Short task = Word for word, retype every entry in the listing.

Data in this exercise =

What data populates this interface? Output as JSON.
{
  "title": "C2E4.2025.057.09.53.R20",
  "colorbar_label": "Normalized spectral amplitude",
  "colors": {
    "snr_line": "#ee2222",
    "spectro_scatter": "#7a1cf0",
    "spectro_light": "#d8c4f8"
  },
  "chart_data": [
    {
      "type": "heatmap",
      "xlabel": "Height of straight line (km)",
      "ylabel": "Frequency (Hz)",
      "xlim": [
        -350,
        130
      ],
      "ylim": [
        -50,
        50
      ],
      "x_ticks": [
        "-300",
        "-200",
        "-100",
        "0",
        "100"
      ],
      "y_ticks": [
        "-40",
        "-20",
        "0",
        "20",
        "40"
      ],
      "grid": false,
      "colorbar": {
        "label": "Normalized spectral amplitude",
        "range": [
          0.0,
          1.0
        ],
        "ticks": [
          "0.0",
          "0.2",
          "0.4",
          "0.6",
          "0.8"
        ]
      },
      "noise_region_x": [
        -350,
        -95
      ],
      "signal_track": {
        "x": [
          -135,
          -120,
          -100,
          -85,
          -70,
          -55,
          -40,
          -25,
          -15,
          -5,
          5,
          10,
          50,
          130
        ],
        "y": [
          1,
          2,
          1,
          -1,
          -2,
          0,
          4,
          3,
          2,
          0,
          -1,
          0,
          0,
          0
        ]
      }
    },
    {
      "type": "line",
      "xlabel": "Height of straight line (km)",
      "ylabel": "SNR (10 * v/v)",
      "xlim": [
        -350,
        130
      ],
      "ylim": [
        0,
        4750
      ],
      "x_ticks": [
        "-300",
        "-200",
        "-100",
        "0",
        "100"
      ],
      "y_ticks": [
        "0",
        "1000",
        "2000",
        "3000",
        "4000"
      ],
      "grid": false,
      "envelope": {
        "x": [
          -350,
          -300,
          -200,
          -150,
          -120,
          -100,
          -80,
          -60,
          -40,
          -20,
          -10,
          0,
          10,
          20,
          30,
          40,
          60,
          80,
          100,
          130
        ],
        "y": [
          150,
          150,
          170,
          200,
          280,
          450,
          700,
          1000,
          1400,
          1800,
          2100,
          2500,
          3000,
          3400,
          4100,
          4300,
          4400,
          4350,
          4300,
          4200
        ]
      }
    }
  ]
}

Solution =
What data populates this interface? Output as JSON.
{
  "title": "C2E4.2025.057.09.53.R20",
  "colorbar_label": "Normalized spectral amplitude",
  "colors": {
    "snr_line": "#ee2222",
    "spectro_scatter": "#7a1cf0",
    "spectro_light": "#d8c4f8"
  },
  "chart_data": [
    {
      "type": "heatmap",
      "xlabel": "Height of straight line (km)",
      "ylabel": "Frequency (Hz)",
      "xlim": [
        -350,
        130
      ],
      "ylim": [
        -50,
        50
      ],
      "x_ticks": [
        "-300",
        "-200",
        "-100",
        "0",
        "100"
      ],
      "y_ticks": [
        "-40",
        "-20",
        "0",
        "20",
        "40"
      ],
      "grid": false,
      "colorbar": {
        "label": "Normalized spectral amplitude",
        "range": [
          0.0,
          1.0
        ],
        "ticks": [
          "0.0",
          "0.2",
          "0.4",
          "0.6",
          "0.8"
        ]
      },
      "noise_region_x": [
        -350,
        -95
      ],
      "signal_track": {
        "x": [
          -135,
          -120,
          -100,
          -85,
          -70,
          -55,
          -40,
          -25,
          -15,
          -5,
          5,
          10,
          50,
          130
        ],
        "y": [
          1,
          2,
          1,
          -1,
          -2,
          0,
          4,
          3,
          2,
          0,
          -1,
          0,
          0,
          0
        ]
      }
    },
    {
      "type": "line",
      "xlabel": "Height of straight line (km)",
      "ylabel": "SNR (10 * v/v)",
      "xlim": [
        -350,
        130
      ],
      "ylim": [
        0,
        4750
      ],
      "x_ticks": [
        "-300",
        "-200",
        "-100",
        "0",
        "100"
      ],
      "y_ticks": [
        "0",
        "1000",
        "2000",
        "3000",
        "4000"
      ],
      "grid": false,
      "envelope": {
        "x": [
          -350,
          -300,
          -200,
          -150,
          -120,
          -100,
          -80,
          -60,
          -40,
          -20,
          -10,
          0,
          10,
          20,
          30,
          40,
          60,
          80,
          100,
          130
        ],
        "y": [
          150,
          150,
          170,
          200,
          280,
          450,
          700,
          1000,
          1400,
          1800,
          2100,
          2500,
          3000,
          3400,
          4100,
          4300,
          4400,
          4350,
          4300,
          4200
        ]
      }
    }
  ]
}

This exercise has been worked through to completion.